--- START Rows ---

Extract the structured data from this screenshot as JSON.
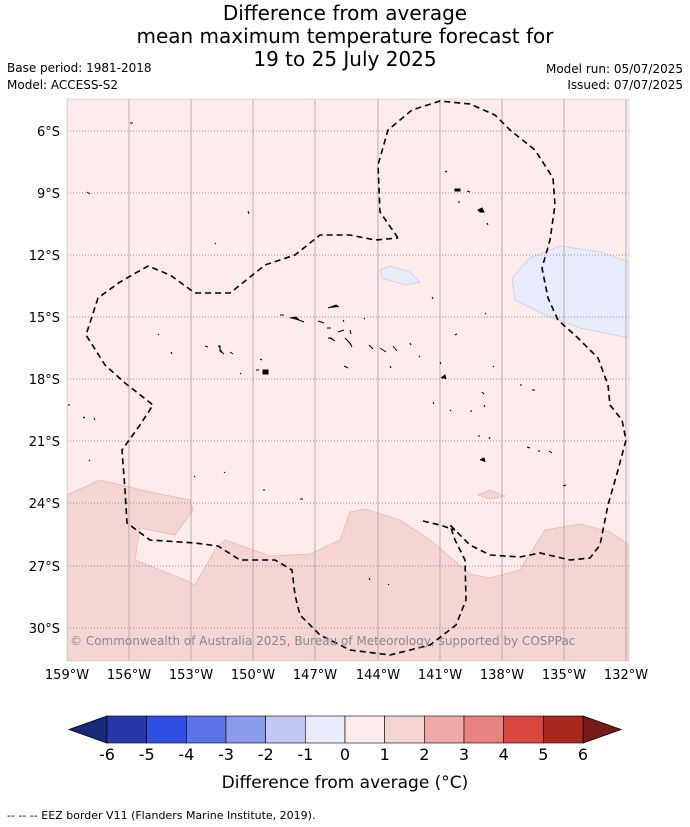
{
  "title": {
    "line1": "Difference from average",
    "line2": "mean maximum temperature forecast for",
    "line3": "19 to 25 July 2025"
  },
  "meta": {
    "base_period": "Base period: 1981-2018",
    "model": "Model: ACCESS-S2",
    "model_run": "Model run: 05/07/2025",
    "issued": "Issued: 07/07/2025"
  },
  "map": {
    "lat_labels": [
      "6°S",
      "9°S",
      "12°S",
      "15°S",
      "18°S",
      "21°S",
      "24°S",
      "27°S",
      "30°S"
    ],
    "lon_labels": [
      "159°W",
      "156°W",
      "153°W",
      "150°W",
      "147°W",
      "144°W",
      "141°W",
      "138°W",
      "135°W",
      "132°W"
    ],
    "copyright": "© Commonwealth of Australia 2025, Bureau of Meteorology, supported by COSPPac",
    "anomaly_regions": [
      {
        "category": "0 to 1",
        "color": "#fcebea"
      },
      {
        "category": "1 to 2",
        "color": "#f5d5d3"
      },
      {
        "category": "-1 to 0",
        "color": "#e8ecfa"
      }
    ]
  },
  "colorbar": {
    "ticks": [
      "-6",
      "-5",
      "-4",
      "-3",
      "-2",
      "-1",
      "0",
      "1",
      "2",
      "3",
      "4",
      "5",
      "6"
    ],
    "colors": [
      "#2438a8",
      "#2f4fe0",
      "#5b73e6",
      "#8a9aeb",
      "#c2c8f3",
      "#e8ecfa",
      "#fcebea",
      "#f5d5d3",
      "#eeaaa6",
      "#e6837e",
      "#d7473f",
      "#a82820"
    ],
    "low_extend_color": "#1a2a7a",
    "high_extend_color": "#761c18",
    "title": "Difference from average (°C)"
  },
  "footnote": "--  --  -- EEZ border V11 (Flanders Marine Institute, 2019)."
}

--- END Rows ---

| Exercise instructions |
Which lines hold the word "category"? Copy all of them.

| Exercise result |
        "category": "0 to 1",
        "category": "1 to 2",
        "category": "-1 to 0",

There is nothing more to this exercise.